Stored data:
start
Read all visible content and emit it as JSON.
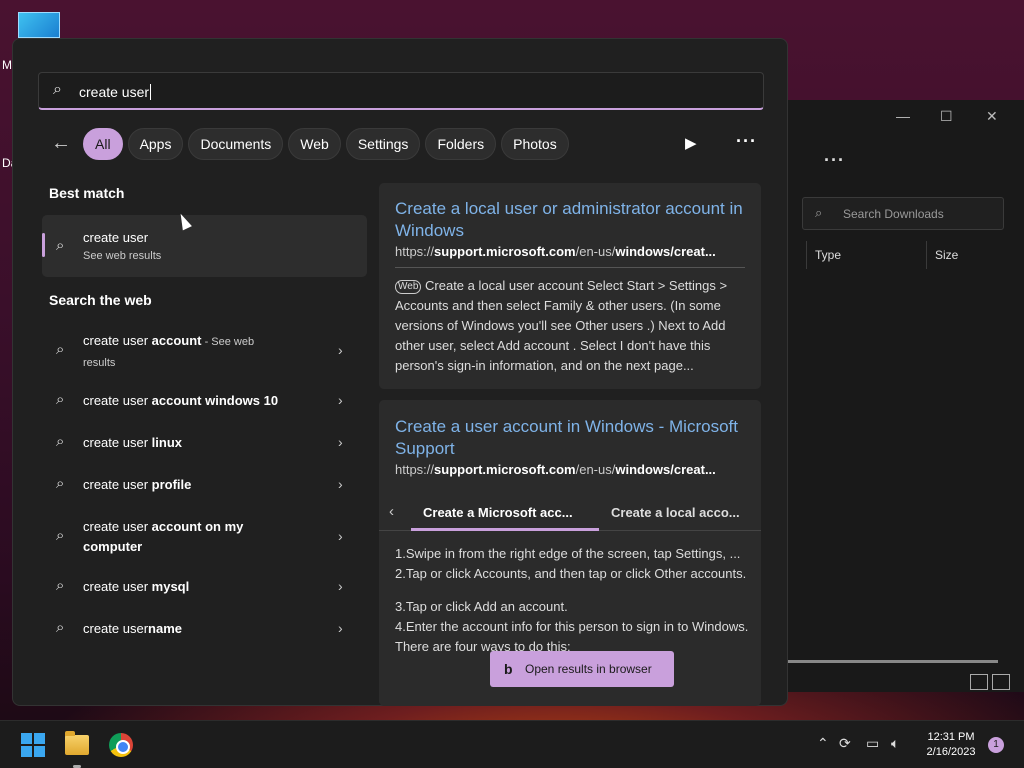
{
  "desktop": {
    "left_text_1": "M",
    "left_text_2": "Da"
  },
  "explorer": {
    "minimize": "—",
    "maximize": "☐",
    "close": "✕",
    "search_placeholder": "Search Downloads",
    "columns": [
      "Type",
      "Size"
    ]
  },
  "search": {
    "query": "create user",
    "filters": [
      "All",
      "Apps",
      "Documents",
      "Web",
      "Settings",
      "Folders",
      "Photos"
    ],
    "active_filter": "All"
  },
  "best_match": {
    "heading": "Best match",
    "title": "create user",
    "subtitle": "See web results"
  },
  "search_web": {
    "heading": "Search the web",
    "items": [
      {
        "prefix": "create user",
        "bold": " account",
        "suffix": " - See web",
        "sub": "results"
      },
      {
        "prefix": "create user",
        "bold": " account windows 10",
        "suffix": "",
        "sub": ""
      },
      {
        "prefix": "create user",
        "bold": " linux",
        "suffix": "",
        "sub": ""
      },
      {
        "prefix": "create user",
        "bold": " profile",
        "suffix": "",
        "sub": ""
      },
      {
        "prefix": "create user",
        "bold": " account on my",
        "suffix": "",
        "sub": "computer"
      },
      {
        "prefix": "create user",
        "bold": " mysql",
        "suffix": "",
        "sub": ""
      },
      {
        "prefix": "create user",
        "bold": "name",
        "suffix": "",
        "sub": ""
      }
    ]
  },
  "card1": {
    "title": "Create a local user or administrator account in Windows",
    "url_pre": "https://",
    "url_bold1": "support.microsoft.com",
    "url_mid": "/en-us/",
    "url_bold2": "windows/creat...",
    "web_tag": "Web",
    "body": "Create a local user account Select Start > Settings > Accounts and then select Family & other users. (In some versions of Windows you'll see Other users .) Next to Add other user, select Add account . Select I don't have this person's sign-in information, and on the next page..."
  },
  "card2": {
    "title": "Create a user account in Windows - Microsoft Support",
    "url_pre": "https://",
    "url_bold1": "support.microsoft.com",
    "url_mid": "/en-us/",
    "url_bold2": "windows/creat...",
    "tab1": "Create a Microsoft acc...",
    "tab2": "Create a local acco...",
    "step1": "1.Swipe in from the right edge of the screen, tap Settings, ...",
    "step2": "2.Tap or click Accounts, and then tap or click Other accounts.",
    "step3": "3.Tap or click Add an account.",
    "step4": "4.Enter the account info for this person to sign in to Windows. There are four ways to do this:"
  },
  "open_browser": {
    "label": "Open results in browser",
    "icon": "b"
  },
  "taskbar": {
    "time": "12:31 PM",
    "date": "2/16/2023",
    "notifications": "1"
  }
}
end
▸ Task prompt: Write out all the entries word for word, but skip any images.

▸ Written solution:
Read all visible content and emit it as JSON.
{
  "desktop": {
    "left_text_1": "M",
    "left_text_2": "Da"
  },
  "explorer": {
    "minimize": "—",
    "maximize": "☐",
    "close": "✕",
    "search_placeholder": "Search Downloads",
    "columns": [
      "Type",
      "Size"
    ]
  },
  "search": {
    "query": "create user",
    "filters": [
      "All",
      "Apps",
      "Documents",
      "Web",
      "Settings",
      "Folders",
      "Photos"
    ],
    "active_filter": "All"
  },
  "best_match": {
    "heading": "Best match",
    "title": "create user",
    "subtitle": "See web results"
  },
  "search_web": {
    "heading": "Search the web",
    "items": [
      {
        "prefix": "create user",
        "bold": " account",
        "suffix": " - See web",
        "sub": "results"
      },
      {
        "prefix": "create user",
        "bold": " account windows 10",
        "suffix": "",
        "sub": ""
      },
      {
        "prefix": "create user",
        "bold": " linux",
        "suffix": "",
        "sub": ""
      },
      {
        "prefix": "create user",
        "bold": " profile",
        "suffix": "",
        "sub": ""
      },
      {
        "prefix": "create user",
        "bold": " account on my",
        "suffix": "",
        "sub": "computer"
      },
      {
        "prefix": "create user",
        "bold": " mysql",
        "suffix": "",
        "sub": ""
      },
      {
        "prefix": "create user",
        "bold": "name",
        "suffix": "",
        "sub": ""
      }
    ]
  },
  "card1": {
    "title": "Create a local user or administrator account in Windows",
    "url_pre": "https://",
    "url_bold1": "support.microsoft.com",
    "url_mid": "/en-us/",
    "url_bold2": "windows/creat...",
    "web_tag": "Web",
    "body": "Create a local user account Select Start > Settings > Accounts and then select Family & other users. (In some versions of Windows you'll see Other users .) Next to Add other user, select Add account . Select I don't have this person's sign-in information, and on the next page..."
  },
  "card2": {
    "title": "Create a user account in Windows - Microsoft Support",
    "url_pre": "https://",
    "url_bold1": "support.microsoft.com",
    "url_mid": "/en-us/",
    "url_bold2": "windows/creat...",
    "tab1": "Create a Microsoft acc...",
    "tab2": "Create a local acco...",
    "step1": "1.Swipe in from the right edge of the screen, tap Settings, ...",
    "step2": "2.Tap or click Accounts, and then tap or click Other accounts.",
    "step3": "3.Tap or click Add an account.",
    "step4": "4.Enter the account info for this person to sign in to Windows. There are four ways to do this:"
  },
  "open_browser": {
    "label": "Open results in browser",
    "icon": "b"
  },
  "taskbar": {
    "time": "12:31 PM",
    "date": "2/16/2023",
    "notifications": "1"
  }
}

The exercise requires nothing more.